_GIVEN TASK_: Print out every line, exactly as written.

_THE INPUT_:
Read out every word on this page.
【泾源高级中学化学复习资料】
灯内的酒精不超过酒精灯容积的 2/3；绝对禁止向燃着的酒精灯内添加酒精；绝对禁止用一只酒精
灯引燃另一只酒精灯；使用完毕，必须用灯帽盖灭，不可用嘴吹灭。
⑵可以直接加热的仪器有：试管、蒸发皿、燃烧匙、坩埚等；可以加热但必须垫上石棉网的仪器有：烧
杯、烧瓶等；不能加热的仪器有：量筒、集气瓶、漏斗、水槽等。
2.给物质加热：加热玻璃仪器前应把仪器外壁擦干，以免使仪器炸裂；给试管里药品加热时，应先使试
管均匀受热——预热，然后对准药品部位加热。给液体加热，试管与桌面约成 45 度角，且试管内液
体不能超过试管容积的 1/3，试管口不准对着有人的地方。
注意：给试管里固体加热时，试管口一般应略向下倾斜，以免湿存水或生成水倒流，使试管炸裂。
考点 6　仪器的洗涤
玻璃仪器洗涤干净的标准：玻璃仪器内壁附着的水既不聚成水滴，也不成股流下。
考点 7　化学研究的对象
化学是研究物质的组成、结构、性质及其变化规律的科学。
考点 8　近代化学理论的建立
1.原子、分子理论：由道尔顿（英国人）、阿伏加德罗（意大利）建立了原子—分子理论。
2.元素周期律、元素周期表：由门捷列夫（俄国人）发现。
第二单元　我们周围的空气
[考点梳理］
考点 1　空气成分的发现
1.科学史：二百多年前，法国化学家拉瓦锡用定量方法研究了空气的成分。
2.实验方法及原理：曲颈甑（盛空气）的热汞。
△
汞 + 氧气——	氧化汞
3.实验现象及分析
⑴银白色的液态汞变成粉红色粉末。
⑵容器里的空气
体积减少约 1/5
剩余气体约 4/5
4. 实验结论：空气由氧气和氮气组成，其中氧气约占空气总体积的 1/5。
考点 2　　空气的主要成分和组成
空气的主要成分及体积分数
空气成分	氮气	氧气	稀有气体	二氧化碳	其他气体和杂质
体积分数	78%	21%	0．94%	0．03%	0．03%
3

_REPLY_:
Read out every word on this page.
【泾源高级中学化学复习资料】
灯内的酒精不超过酒精灯容积的 2/3；绝对禁止向燃着的酒精灯内添加酒精；绝对禁止用一只酒精
灯引燃另一只酒精灯；使用完毕，必须用灯帽盖灭，不可用嘴吹灭。
⑵可以直接加热的仪器有：试管、蒸发皿、燃烧匙、坩埚等；可以加热但必须垫上石棉网的仪器有：烧
杯、烧瓶等；不能加热的仪器有：量筒、集气瓶、漏斗、水槽等。
2.给物质加热：加热玻璃仪器前应把仪器外壁擦干，以免使仪器炸裂；给试管里药品加热时，应先使试
管均匀受热——预热，然后对准药品部位加热。给液体加热，试管与桌面约成 45 度角，且试管内液
体不能超过试管容积的 1/3，试管口不准对着有人的地方。
注意：给试管里固体加热时，试管口一般应略向下倾斜，以免湿存水或生成水倒流，使试管炸裂。
考点 6　仪器的洗涤
玻璃仪器洗涤干净的标准：玻璃仪器内壁附着的水既不聚成水滴，也不成股流下。
考点 7　化学研究的对象
化学是研究物质的组成、结构、性质及其变化规律的科学。
考点 8　近代化学理论的建立
1.原子、分子理论：由道尔顿（英国人）、阿伏加德罗（意大利）建立了原子—分子理论。
2.元素周期律、元素周期表：由门捷列夫（俄国人）发现。
第二单元　我们周围的空气
[考点梳理］
考点 1　空气成分的发现
1.科学史：二百多年前，法国化学家拉瓦锡用定量方法研究了空气的成分。
2.实验方法及原理：曲颈甑（盛空气）的热汞。
△
汞 + 氧气——	氧化汞
3.实验现象及分析
⑴银白色的液态汞变成粉红色粉末。
⑵容器里的空气
体积减少约 1/5
剩余气体约 4/5
4. 实验结论：空气由氧气和氮气组成，其中氧气约占空气总体积的 1/5。
考点 2　　空气的主要成分和组成
空气的主要成分及体积分数
空气成分	氮气	氧气	稀有气体	二氧化碳	其他气体和杂质
体积分数	78%	21%	0．94%	0．03%	0．03%
3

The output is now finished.